> **Request**
In the records that follow, locate every line with "Infrared" and extract it.

> **Record set**
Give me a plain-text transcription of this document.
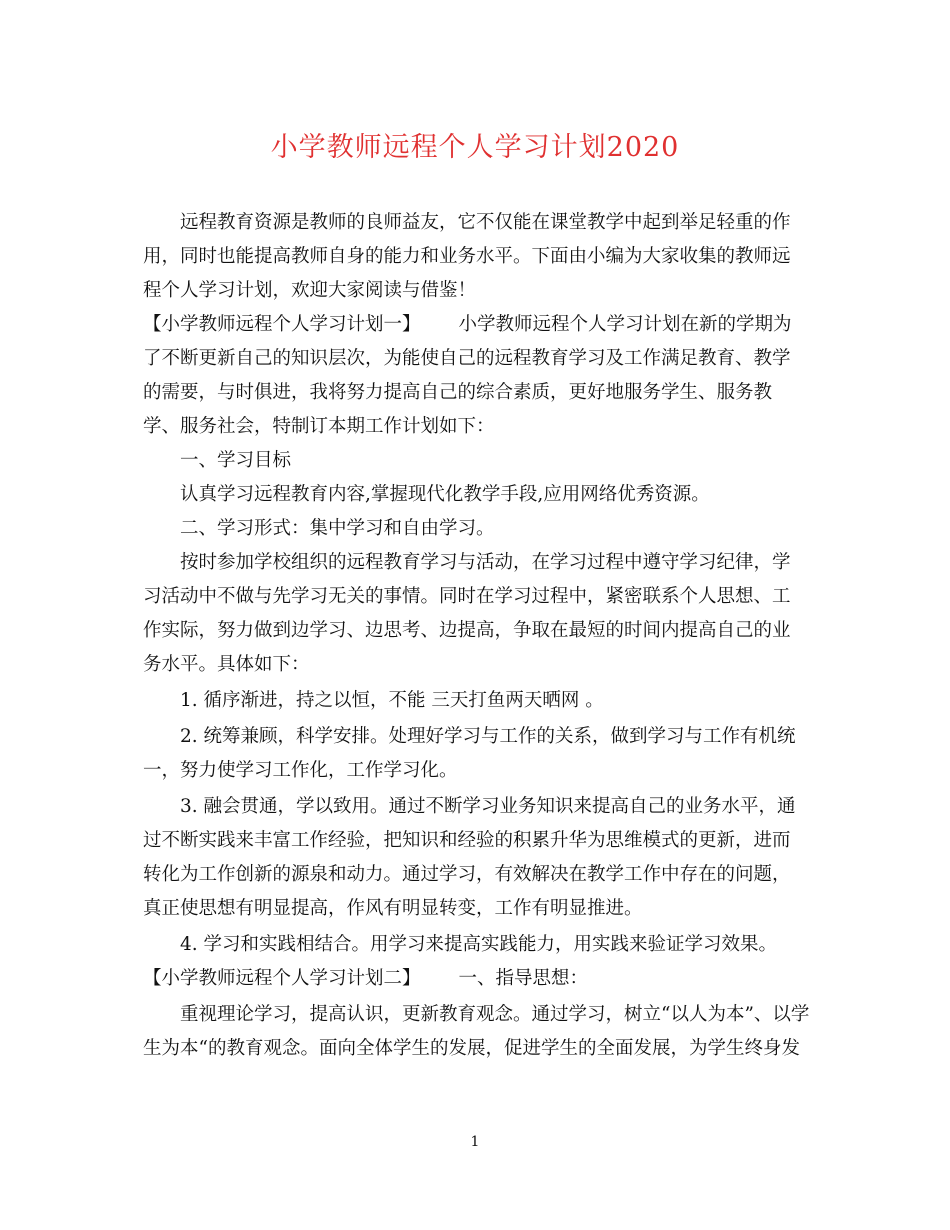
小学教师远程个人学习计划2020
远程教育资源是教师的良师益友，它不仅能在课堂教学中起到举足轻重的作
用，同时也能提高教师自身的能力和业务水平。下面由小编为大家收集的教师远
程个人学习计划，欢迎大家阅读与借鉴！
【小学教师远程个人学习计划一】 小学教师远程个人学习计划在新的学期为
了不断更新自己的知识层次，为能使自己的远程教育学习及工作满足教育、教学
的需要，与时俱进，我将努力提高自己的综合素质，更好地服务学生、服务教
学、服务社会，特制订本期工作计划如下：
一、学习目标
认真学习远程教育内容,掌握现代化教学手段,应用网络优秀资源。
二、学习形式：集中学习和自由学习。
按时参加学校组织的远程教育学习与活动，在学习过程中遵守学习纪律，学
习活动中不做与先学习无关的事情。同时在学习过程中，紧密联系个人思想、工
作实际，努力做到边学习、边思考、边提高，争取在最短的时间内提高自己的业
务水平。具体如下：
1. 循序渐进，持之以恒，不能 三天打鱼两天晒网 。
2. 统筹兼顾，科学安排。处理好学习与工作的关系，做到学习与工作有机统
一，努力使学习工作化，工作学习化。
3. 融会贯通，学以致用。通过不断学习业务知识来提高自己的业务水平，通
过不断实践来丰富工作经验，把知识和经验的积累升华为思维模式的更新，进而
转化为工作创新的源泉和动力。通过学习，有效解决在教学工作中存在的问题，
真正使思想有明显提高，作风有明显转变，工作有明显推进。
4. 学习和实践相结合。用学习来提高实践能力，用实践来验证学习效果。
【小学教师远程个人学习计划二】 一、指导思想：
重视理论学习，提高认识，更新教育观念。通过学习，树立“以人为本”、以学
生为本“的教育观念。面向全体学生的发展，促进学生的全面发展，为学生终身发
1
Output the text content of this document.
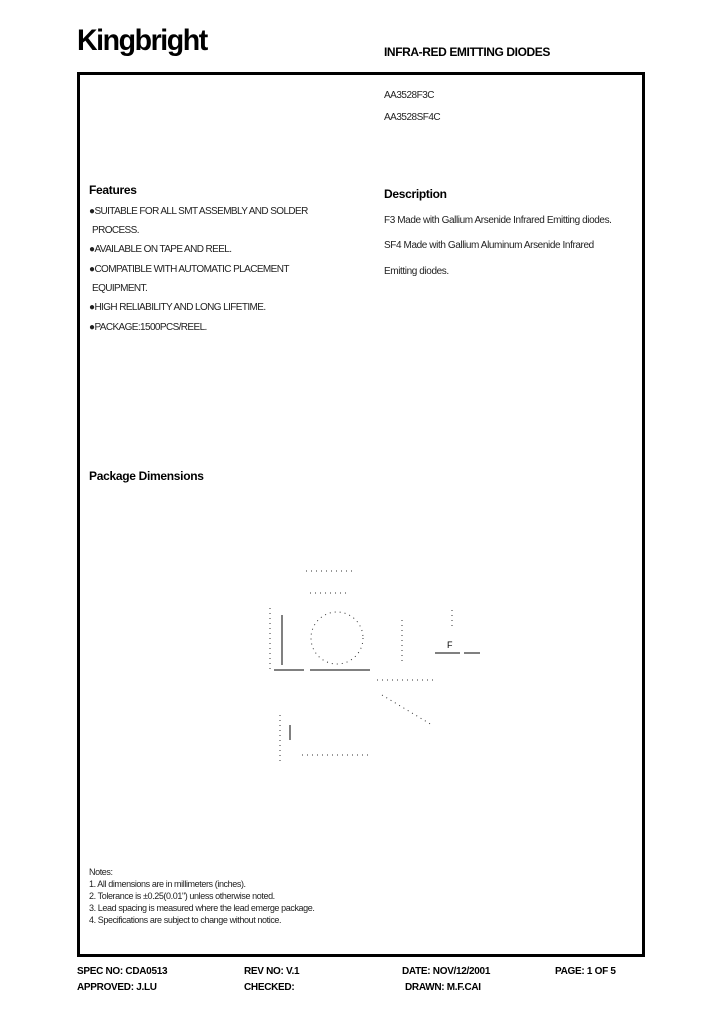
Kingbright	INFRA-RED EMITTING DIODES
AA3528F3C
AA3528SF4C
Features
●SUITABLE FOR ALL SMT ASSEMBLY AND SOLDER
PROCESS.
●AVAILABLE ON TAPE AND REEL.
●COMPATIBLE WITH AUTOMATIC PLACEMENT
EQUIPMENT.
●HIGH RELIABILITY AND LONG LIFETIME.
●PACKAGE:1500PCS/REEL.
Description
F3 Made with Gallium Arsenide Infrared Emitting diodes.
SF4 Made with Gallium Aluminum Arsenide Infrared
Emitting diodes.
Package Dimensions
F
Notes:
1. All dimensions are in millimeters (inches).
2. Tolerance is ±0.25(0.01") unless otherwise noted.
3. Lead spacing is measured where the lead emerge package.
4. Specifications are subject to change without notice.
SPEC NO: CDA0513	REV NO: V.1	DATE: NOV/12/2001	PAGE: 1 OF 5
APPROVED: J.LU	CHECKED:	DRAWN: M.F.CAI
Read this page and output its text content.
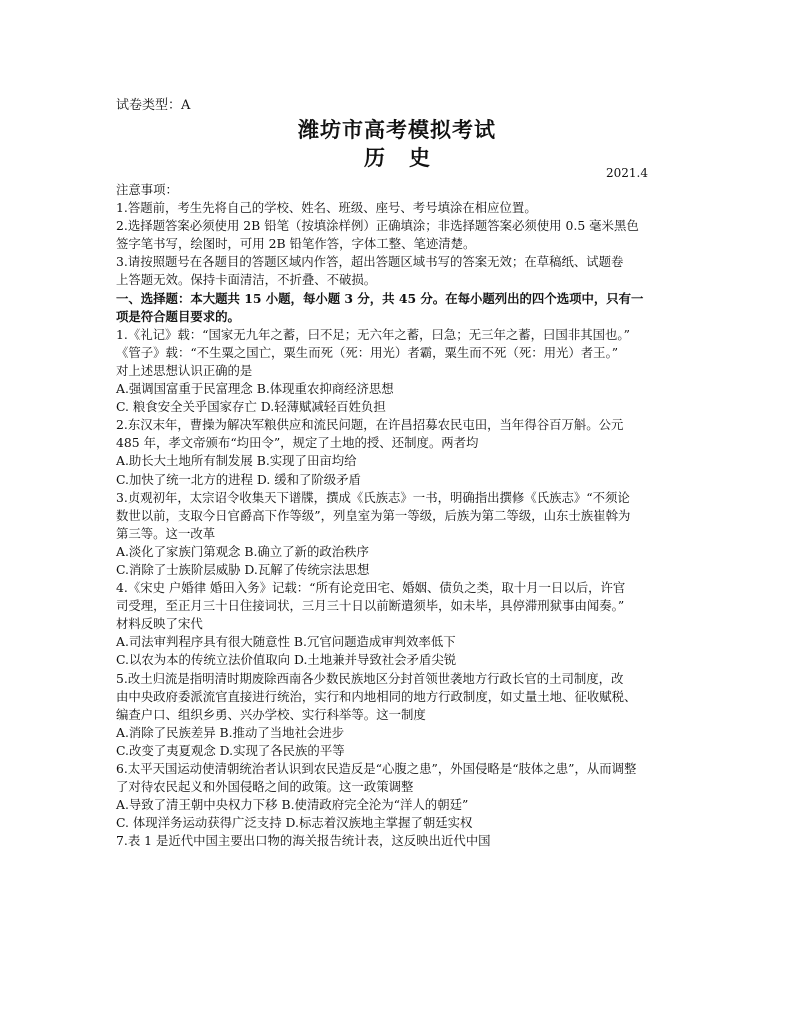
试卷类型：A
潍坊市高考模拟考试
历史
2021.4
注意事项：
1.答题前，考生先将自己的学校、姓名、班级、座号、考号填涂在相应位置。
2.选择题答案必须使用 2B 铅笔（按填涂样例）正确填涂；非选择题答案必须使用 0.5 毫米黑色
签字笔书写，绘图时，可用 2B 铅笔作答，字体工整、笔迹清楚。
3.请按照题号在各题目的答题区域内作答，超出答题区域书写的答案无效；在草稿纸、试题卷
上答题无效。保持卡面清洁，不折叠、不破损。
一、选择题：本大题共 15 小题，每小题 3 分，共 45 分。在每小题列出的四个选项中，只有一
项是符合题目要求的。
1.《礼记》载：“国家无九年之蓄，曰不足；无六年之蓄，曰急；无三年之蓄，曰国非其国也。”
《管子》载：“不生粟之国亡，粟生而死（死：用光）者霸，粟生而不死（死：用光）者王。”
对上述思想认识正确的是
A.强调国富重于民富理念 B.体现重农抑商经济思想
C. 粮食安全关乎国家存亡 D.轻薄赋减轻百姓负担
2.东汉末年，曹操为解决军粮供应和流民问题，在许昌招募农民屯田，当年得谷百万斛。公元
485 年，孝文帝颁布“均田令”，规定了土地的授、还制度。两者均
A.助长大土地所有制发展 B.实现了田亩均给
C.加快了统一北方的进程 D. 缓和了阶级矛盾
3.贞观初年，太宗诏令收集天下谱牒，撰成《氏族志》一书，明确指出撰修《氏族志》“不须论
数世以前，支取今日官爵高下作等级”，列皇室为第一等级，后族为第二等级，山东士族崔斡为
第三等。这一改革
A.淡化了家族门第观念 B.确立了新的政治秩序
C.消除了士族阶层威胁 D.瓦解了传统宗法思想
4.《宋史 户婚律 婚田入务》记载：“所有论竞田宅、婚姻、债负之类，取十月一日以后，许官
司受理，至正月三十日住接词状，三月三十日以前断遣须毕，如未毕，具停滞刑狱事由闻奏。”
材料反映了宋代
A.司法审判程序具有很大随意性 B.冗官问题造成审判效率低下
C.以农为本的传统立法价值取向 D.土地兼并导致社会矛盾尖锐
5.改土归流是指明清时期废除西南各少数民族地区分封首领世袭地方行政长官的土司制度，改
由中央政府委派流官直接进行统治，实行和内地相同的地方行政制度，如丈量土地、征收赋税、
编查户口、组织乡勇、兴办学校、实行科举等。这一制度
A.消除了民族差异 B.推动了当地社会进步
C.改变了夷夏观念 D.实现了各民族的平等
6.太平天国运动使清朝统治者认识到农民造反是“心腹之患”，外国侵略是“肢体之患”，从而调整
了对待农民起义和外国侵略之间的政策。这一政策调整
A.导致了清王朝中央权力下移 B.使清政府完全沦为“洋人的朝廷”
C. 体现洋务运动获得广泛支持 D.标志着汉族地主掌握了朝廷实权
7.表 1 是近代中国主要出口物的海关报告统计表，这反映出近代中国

> **Solution to this exercise**
F3 Made with Gallium Arsenide Infrared Emitting diodes.
SF4 Made with Gallium Aluminum Arsenide Infrared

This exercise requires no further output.